## Start
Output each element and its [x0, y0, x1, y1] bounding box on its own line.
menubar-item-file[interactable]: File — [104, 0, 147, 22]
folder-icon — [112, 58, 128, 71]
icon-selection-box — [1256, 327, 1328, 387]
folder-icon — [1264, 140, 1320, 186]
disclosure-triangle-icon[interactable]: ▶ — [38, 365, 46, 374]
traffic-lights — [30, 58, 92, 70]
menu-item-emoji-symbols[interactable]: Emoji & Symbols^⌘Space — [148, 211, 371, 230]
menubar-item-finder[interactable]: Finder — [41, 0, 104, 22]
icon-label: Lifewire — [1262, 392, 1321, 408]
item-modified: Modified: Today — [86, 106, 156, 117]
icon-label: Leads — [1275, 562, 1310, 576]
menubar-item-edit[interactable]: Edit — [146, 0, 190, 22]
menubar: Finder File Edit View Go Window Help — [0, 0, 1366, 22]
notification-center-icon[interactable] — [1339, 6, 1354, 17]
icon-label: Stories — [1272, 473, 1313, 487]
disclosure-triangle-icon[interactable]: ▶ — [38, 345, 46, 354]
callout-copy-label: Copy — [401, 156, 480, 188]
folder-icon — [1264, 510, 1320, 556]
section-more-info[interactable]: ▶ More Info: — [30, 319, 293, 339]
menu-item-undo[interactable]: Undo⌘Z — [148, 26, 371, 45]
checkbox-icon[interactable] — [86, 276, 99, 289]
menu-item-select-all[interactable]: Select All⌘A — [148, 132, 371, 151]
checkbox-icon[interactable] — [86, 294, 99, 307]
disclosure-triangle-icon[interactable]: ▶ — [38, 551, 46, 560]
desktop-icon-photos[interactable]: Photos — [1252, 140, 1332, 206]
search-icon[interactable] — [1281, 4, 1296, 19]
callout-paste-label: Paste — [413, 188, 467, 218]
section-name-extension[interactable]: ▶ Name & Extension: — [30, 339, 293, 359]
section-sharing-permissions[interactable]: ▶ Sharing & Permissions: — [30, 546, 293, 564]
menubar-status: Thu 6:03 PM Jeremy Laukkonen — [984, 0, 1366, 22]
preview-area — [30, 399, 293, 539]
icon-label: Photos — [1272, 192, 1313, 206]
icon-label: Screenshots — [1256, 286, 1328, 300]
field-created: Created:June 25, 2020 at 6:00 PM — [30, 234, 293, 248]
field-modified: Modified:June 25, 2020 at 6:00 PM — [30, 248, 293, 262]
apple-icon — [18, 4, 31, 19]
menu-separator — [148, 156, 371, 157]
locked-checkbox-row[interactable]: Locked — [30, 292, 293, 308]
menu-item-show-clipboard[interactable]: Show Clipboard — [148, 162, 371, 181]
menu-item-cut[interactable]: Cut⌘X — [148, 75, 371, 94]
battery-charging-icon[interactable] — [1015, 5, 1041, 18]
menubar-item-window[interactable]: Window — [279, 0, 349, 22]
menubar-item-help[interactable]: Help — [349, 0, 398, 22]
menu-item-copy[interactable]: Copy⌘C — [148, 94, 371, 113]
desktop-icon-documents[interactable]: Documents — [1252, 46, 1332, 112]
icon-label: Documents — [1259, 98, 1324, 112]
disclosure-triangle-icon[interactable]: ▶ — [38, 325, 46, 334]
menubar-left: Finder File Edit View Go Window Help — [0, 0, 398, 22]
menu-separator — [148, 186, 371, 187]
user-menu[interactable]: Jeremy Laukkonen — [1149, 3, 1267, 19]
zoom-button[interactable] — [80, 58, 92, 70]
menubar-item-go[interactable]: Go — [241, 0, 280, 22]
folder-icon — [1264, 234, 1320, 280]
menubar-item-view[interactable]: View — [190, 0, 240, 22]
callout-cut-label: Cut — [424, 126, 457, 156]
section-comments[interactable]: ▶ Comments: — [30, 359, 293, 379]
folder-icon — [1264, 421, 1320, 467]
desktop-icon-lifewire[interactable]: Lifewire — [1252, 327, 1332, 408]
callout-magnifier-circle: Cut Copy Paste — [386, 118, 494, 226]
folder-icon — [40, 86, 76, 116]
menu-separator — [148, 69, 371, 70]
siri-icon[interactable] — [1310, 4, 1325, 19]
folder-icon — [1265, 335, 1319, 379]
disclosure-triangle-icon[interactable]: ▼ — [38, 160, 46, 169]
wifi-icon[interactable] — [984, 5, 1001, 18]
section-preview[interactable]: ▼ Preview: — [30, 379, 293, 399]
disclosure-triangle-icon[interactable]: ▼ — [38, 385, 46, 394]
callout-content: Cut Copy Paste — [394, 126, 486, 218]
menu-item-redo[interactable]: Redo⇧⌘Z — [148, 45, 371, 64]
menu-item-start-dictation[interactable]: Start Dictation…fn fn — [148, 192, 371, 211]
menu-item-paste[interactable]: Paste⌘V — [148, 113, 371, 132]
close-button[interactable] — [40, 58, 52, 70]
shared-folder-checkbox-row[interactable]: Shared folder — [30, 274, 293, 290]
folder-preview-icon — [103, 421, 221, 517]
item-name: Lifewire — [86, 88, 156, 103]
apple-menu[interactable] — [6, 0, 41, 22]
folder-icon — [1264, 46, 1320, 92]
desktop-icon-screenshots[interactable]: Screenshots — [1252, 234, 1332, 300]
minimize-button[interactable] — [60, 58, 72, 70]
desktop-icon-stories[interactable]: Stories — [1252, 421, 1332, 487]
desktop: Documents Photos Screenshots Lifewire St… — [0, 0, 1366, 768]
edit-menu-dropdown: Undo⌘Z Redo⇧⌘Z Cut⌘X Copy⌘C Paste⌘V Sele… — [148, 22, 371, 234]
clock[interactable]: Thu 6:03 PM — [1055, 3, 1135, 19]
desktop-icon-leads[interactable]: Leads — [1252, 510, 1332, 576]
## End
■ REQUIREMENTS ■
Present the lines above as a Markdown table with the columns "Row" and "Line text", one row per line, skipping any blank lines.

■ ANSWER TO THIS PROBLEM ■
| Row | Line text |
|---|---|
| 1 | Output each element and its [x0, y0, x1, y1] bounding box on its own line. |
| 2 | menubar-item-file[interactable]: File — [104, 0, 147, 22] |
| 3 | folder-icon — [112, 58, 128, 71] |
| 4 | icon-selection-box — [1256, 327, 1328, 387] |
| 5 | folder-icon — [1264, 140, 1320, 186] |
| 6 | disclosure-triangle-icon[interactable]: ▶ — [38, 365, 46, 374] |
| 7 | traffic-lights — [30, 58, 92, 70] |
| 8 | menu-item-emoji-symbols[interactable]: Emoji & Symbols^⌘Space — [148, 211, 371, 230] |
| 9 | menubar-item-finder[interactable]: Finder — [41, 0, 104, 22] |
| 10 | icon-label: Lifewire — [1262, 392, 1321, 408] |
| 11 | item-modified: Modified: Today — [86, 106, 156, 117] |
| 12 | icon-label: Leads — [1275, 562, 1310, 576] |
| 13 | menubar-item-edit[interactable]: Edit — [146, 0, 190, 22] |
| 14 | menubar: Finder File Edit View Go Window Help — [0, 0, 1366, 22] |
| 15 | notification-center-icon[interactable] — [1339, 6, 1354, 17] |
| 16 | icon-label: Stories — [1272, 473, 1313, 487] |
| 17 | disclosure-triangle-icon[interactable]: ▶ — [38, 345, 46, 354] |
| 18 | callout-copy-label: Copy — [401, 156, 480, 188] |
| 19 | folder-icon — [1264, 510, 1320, 556] |
| 20 | section-more-info[interactable]: ▶ More Info: — [30, 319, 293, 339] |
| 21 | menu-item-undo[interactable]: Undo⌘Z — [148, 26, 371, 45] |
| 22 | checkbox-icon[interactable] — [86, 276, 99, 289] |
| 23 | menu-item-select-all[interactable]: Select All⌘A — [148, 132, 371, 151] |
| 24 | checkbox-icon[interactable] — [86, 294, 99, 307] |
| 25 | disclosure-triangle-icon[interactable]: ▶ — [38, 551, 46, 560] |
| 26 | desktop-icon-photos[interactable]: Photos — [1252, 140, 1332, 206] |
| 27 | search-icon[interactable] — [1281, 4, 1296, 19] |
| 28 | callout-paste-label: Paste — [413, 188, 467, 218] |
| 29 | section-name-extension[interactable]: ▶ Name & Extension: — [30, 339, 293, 359] |
| 30 | section-sharing-permissions[interactable]: ▶ Sharing & Permissions: — [30, 546, 293, 564] |
| 31 | menubar-status: Thu 6:03 PM Jeremy Laukkonen — [984, 0, 1366, 22] |
| 32 | preview-area — [30, 399, 293, 539] |
| 33 | icon-label: Photos — [1272, 192, 1313, 206] |
| 34 | icon-label: Screenshots — [1256, 286, 1328, 300] |
| 35 | field-created: Created:June 25, 2020 at 6:00 PM — [30, 234, 293, 248] |
| 36 | field-modified: Modified:June 25, 2020 at 6:00 PM — [30, 248, 293, 262] |
| 37 | apple-icon — [18, 4, 31, 19] |
| 38 | menu-separator — [148, 156, 371, 157] |
| 39 | locked-checkbox-row[interactable]: Locked — [30, 292, 293, 308] |
| 40 | menu-item-show-clipboard[interactable]: Show Clipboard — [148, 162, 371, 181] |
| 41 | menu-item-cut[interactable]: Cut⌘X — [148, 75, 371, 94] |
| 42 | battery-charging-icon[interactable] — [1015, 5, 1041, 18] |
| 43 | menubar-item-window[interactable]: Window — [279, 0, 349, 22] |
| 44 | menubar-item-help[interactable]: Help — [349, 0, 398, 22] |
| 45 | menu-item-copy[interactable]: Copy⌘C — [148, 94, 371, 113] |
| 46 | desktop-icon-documents[interactable]: Documents — [1252, 46, 1332, 112] |
| 47 | icon-label: Documents — [1259, 98, 1324, 112] |
| 48 | disclosure-triangle-icon[interactable]: ▶ — [38, 325, 46, 334] |
| 49 | menubar-left: Finder File Edit View Go Window Help — [0, 0, 398, 22] |
| 50 | menu-separator — [148, 186, 371, 187] |
| 51 | user-menu[interactable]: Jeremy Laukkonen — [1149, 3, 1267, 19] |
| 52 | zoom-button[interactable] — [80, 58, 92, 70] |
| 53 | menubar-item-go[interactable]: Go — [241, 0, 280, 22] |
| 54 | folder-icon — [1264, 234, 1320, 280] |
| 55 | menubar-item-view[interactable]: View — [190, 0, 240, 22] |
| 56 | callout-cut-label: Cut — [424, 126, 457, 156] |
| 57 | section-comments[interactable]: ▶ Comments: — [30, 359, 293, 379] |
| 58 | folder-icon — [1264, 421, 1320, 467] |
| 59 | desktop-icon-lifewire[interactable]: Lifewire — [1252, 327, 1332, 408] |
| 60 | callout-magnifier-circle: Cut Copy Paste — [386, 118, 494, 226] |
| 61 | folder-icon — [40, 86, 76, 116] |
| 62 | menu-separator — [148, 69, 371, 70] |
| 63 | siri-icon[interactable] — [1310, 4, 1325, 19] |
| 64 | folder-icon — [1265, 335, 1319, 379] |
| 65 | disclosure-triangle-icon[interactable]: ▼ — [38, 160, 46, 169] |
| 66 | wifi-icon[interactable] — [984, 5, 1001, 18] |
| 67 | section-preview[interactable]: ▼ Preview: — [30, 379, 293, 399] |
| 68 | disclosure-triangle-icon[interactable]: ▼ — [38, 385, 46, 394] |
| 69 | callout-content: Cut Copy Paste — [394, 126, 486, 218] |
| 70 | menu-item-redo[interactable]: Redo⇧⌘Z — [148, 45, 371, 64] |
| 71 | menu-item-start-dictation[interactable]: Start Dictation…fn fn — [148, 192, 371, 211] |
| 72 | menu-item-paste[interactable]: Paste⌘V — [148, 113, 371, 132] |
| 73 | close-button[interactable] — [40, 58, 52, 70] |
| 74 | shared-folder-checkbox-row[interactable]: Shared folder — [30, 274, 293, 290] |
| 75 | folder-preview-icon — [103, 421, 221, 517] |
| 76 | item-name: Lifewire — [86, 88, 156, 103] |
| 77 | apple-menu[interactable] — [6, 0, 41, 22] |
| 78 | folder-icon — [1264, 46, 1320, 92] |
| 79 | desktop-icon-screenshots[interactable]: Screenshots — [1252, 234, 1332, 300] |
| 80 | minimize-button[interactable] — [60, 58, 72, 70] |
| 81 | desktop-icon-stories[interactable]: Stories — [1252, 421, 1332, 487] |
| 82 | desktop: Documents Photos Screenshots Lifewire St… — [0, 0, 1366, 768] |
| 83 | edit-menu-dropdown: Undo⌘Z Redo⇧⌘Z Cut⌘X Copy⌘C Paste⌘V Sele… — [148, 22, 371, 234] |
| 84 | clock[interactable]: Thu 6:03 PM — [1055, 3, 1135, 19] |
| 85 | desktop-icon-leads[interactable]: Leads — [1252, 510, 1332, 576] |